— Start Excerpted records —

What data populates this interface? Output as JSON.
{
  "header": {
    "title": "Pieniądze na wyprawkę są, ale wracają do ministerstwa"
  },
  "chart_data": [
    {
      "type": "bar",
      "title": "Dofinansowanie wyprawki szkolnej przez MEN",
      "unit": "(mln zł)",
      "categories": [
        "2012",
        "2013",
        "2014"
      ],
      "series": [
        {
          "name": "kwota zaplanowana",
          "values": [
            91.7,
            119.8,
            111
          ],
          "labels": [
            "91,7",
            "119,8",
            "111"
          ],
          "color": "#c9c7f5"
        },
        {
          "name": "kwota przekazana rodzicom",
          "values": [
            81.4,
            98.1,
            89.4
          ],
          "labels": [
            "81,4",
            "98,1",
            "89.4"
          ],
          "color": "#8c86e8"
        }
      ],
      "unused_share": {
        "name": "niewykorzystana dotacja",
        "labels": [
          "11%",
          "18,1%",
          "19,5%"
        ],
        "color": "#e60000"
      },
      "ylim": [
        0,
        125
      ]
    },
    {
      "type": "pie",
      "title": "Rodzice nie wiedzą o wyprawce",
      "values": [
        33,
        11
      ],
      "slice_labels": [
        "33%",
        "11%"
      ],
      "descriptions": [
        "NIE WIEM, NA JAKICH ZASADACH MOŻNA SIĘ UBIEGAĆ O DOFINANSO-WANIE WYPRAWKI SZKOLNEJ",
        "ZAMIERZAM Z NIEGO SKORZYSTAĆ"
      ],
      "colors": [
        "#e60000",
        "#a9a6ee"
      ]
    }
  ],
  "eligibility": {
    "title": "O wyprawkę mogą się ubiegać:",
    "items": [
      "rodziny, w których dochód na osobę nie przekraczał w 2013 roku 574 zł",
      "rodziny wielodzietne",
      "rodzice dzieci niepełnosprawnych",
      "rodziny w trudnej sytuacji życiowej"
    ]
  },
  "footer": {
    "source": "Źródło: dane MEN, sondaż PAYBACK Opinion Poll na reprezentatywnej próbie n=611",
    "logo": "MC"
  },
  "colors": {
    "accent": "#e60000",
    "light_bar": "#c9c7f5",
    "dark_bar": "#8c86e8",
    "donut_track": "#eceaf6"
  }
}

— End Excerpted records —

- [To do]:
Every line of the data above should be reproduced word for word.

- [Worked answer]:
What data populates this interface? Output as JSON.
{
  "header": {
    "title": "Pieniądze na wyprawkę są, ale wracają do ministerstwa"
  },
  "chart_data": [
    {
      "type": "bar",
      "title": "Dofinansowanie wyprawki szkolnej przez MEN",
      "unit": "(mln zł)",
      "categories": [
        "2012",
        "2013",
        "2014"
      ],
      "series": [
        {
          "name": "kwota zaplanowana",
          "values": [
            91.7,
            119.8,
            111
          ],
          "labels": [
            "91,7",
            "119,8",
            "111"
          ],
          "color": "#c9c7f5"
        },
        {
          "name": "kwota przekazana rodzicom",
          "values": [
            81.4,
            98.1,
            89.4
          ],
          "labels": [
            "81,4",
            "98,1",
            "89.4"
          ],
          "color": "#8c86e8"
        }
      ],
      "unused_share": {
        "name": "niewykorzystana dotacja",
        "labels": [
          "11%",
          "18,1%",
          "19,5%"
        ],
        "color": "#e60000"
      },
      "ylim": [
        0,
        125
      ]
    },
    {
      "type": "pie",
      "title": "Rodzice nie wiedzą o wyprawce",
      "values": [
        33,
        11
      ],
      "slice_labels": [
        "33%",
        "11%"
      ],
      "descriptions": [
        "NIE WIEM, NA JAKICH ZASADACH MOŻNA SIĘ UBIEGAĆ O DOFINANSO-WANIE WYPRAWKI SZKOLNEJ",
        "ZAMIERZAM Z NIEGO SKORZYSTAĆ"
      ],
      "colors": [
        "#e60000",
        "#a9a6ee"
      ]
    }
  ],
  "eligibility": {
    "title": "O wyprawkę mogą się ubiegać:",
    "items": [
      "rodziny, w których dochód na osobę nie przekraczał w 2013 roku 574 zł",
      "rodziny wielodzietne",
      "rodzice dzieci niepełnosprawnych",
      "rodziny w trudnej sytuacji życiowej"
    ]
  },
  "footer": {
    "source": "Źródło: dane MEN, sondaż PAYBACK Opinion Poll na reprezentatywnej próbie n=611",
    "logo": "MC"
  },
  "colors": {
    "accent": "#e60000",
    "light_bar": "#c9c7f5",
    "dark_bar": "#8c86e8",
    "donut_track": "#eceaf6"
  }
}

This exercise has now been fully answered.